- _Set exercise_: In the material below, find every line with "bottom" and pull it out.

- _Source records_:
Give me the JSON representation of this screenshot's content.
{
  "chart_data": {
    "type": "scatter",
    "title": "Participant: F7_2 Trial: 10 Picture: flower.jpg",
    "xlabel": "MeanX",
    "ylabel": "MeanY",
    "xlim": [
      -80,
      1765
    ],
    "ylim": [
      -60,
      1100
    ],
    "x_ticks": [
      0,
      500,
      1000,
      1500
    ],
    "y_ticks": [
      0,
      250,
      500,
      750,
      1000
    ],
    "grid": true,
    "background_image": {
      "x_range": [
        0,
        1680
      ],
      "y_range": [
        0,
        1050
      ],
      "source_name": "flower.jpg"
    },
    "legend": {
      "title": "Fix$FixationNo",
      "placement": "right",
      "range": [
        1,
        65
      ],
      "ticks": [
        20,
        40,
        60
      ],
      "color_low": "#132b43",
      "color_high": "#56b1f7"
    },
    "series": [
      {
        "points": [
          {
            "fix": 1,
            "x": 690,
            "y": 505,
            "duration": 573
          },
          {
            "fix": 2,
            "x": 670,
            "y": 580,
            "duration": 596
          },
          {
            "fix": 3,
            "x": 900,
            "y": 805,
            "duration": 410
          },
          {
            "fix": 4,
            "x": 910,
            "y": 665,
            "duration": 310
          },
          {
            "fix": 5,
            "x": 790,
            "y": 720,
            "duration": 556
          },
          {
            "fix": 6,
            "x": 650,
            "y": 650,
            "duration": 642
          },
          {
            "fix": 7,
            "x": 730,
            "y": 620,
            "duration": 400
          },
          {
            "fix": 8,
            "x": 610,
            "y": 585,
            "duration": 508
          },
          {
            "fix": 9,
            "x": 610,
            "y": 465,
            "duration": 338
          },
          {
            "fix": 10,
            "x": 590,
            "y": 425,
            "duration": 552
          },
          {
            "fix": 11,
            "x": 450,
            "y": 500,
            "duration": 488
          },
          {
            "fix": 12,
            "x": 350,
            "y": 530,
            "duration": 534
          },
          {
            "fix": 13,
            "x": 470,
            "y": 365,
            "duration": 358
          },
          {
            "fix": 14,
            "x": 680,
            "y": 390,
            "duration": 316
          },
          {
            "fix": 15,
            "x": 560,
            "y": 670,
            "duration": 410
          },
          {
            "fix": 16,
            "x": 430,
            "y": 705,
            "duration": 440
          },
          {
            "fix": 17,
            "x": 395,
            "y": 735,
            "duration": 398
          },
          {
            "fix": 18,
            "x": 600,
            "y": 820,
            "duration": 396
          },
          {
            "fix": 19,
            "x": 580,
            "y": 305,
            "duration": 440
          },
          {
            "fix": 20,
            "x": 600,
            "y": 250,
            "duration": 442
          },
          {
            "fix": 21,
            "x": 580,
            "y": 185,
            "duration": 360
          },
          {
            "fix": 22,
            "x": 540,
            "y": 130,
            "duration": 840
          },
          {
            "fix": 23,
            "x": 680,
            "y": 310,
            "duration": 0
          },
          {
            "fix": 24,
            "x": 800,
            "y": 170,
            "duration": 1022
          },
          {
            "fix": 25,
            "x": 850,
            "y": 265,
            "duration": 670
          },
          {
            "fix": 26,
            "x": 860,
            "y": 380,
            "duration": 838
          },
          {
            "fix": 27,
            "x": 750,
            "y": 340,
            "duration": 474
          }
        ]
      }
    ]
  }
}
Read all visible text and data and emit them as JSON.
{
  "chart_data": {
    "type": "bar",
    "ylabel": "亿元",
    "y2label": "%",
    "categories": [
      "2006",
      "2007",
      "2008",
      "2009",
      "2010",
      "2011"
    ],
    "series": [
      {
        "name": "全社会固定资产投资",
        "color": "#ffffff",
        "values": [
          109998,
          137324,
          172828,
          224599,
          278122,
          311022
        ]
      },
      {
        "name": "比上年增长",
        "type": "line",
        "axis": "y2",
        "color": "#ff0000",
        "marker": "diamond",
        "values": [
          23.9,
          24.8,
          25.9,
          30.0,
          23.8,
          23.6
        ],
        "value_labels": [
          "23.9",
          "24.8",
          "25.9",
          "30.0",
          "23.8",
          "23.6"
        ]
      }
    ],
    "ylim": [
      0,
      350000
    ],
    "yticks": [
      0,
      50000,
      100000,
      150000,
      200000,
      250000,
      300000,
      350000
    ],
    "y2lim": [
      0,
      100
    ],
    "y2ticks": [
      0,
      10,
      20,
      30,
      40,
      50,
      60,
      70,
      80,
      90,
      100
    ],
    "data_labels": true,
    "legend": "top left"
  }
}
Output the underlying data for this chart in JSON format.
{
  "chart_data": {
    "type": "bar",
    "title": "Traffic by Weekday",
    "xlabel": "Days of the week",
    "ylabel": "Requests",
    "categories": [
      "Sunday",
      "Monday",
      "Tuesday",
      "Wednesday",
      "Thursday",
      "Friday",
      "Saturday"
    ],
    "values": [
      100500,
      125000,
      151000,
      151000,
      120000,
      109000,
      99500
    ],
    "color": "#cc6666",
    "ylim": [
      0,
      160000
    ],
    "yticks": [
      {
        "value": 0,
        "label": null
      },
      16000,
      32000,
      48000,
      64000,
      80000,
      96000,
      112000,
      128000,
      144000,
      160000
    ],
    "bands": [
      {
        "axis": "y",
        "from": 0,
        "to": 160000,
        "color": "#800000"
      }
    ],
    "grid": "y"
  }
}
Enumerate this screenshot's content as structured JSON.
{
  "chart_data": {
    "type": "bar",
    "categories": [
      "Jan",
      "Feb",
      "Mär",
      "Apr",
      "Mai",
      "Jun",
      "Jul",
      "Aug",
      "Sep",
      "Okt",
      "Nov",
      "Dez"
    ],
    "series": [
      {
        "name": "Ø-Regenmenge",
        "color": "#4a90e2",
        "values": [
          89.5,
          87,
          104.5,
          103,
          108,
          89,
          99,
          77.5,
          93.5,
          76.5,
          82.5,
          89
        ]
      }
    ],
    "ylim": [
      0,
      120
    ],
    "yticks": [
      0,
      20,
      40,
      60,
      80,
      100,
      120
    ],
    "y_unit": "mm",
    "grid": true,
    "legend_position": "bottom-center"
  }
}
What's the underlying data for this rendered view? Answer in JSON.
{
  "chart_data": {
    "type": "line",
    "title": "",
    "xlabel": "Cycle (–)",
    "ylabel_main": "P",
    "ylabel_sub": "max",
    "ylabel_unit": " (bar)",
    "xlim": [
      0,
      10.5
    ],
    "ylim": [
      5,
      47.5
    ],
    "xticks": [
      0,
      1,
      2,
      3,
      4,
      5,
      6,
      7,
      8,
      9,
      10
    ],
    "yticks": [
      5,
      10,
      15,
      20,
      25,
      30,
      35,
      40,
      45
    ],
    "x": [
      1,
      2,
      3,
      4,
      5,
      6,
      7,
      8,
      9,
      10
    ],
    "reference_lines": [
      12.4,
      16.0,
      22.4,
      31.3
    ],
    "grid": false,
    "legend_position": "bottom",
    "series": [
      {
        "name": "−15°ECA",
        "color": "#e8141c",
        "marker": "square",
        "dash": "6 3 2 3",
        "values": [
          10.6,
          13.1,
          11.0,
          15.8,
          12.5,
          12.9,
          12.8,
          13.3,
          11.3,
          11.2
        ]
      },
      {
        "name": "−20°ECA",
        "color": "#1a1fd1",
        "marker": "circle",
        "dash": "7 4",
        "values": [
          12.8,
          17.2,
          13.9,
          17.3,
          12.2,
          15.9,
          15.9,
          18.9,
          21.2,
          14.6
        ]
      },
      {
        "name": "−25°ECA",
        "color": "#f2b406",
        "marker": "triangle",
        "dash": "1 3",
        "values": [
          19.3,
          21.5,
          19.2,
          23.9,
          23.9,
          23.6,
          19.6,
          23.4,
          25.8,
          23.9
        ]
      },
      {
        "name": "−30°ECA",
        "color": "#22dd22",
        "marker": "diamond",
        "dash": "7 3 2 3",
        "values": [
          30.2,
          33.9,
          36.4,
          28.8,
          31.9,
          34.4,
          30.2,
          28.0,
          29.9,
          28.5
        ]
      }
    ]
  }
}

- _Correct answer_:
    "legend_position": "bottom-center"
    "legend_position": "bottom",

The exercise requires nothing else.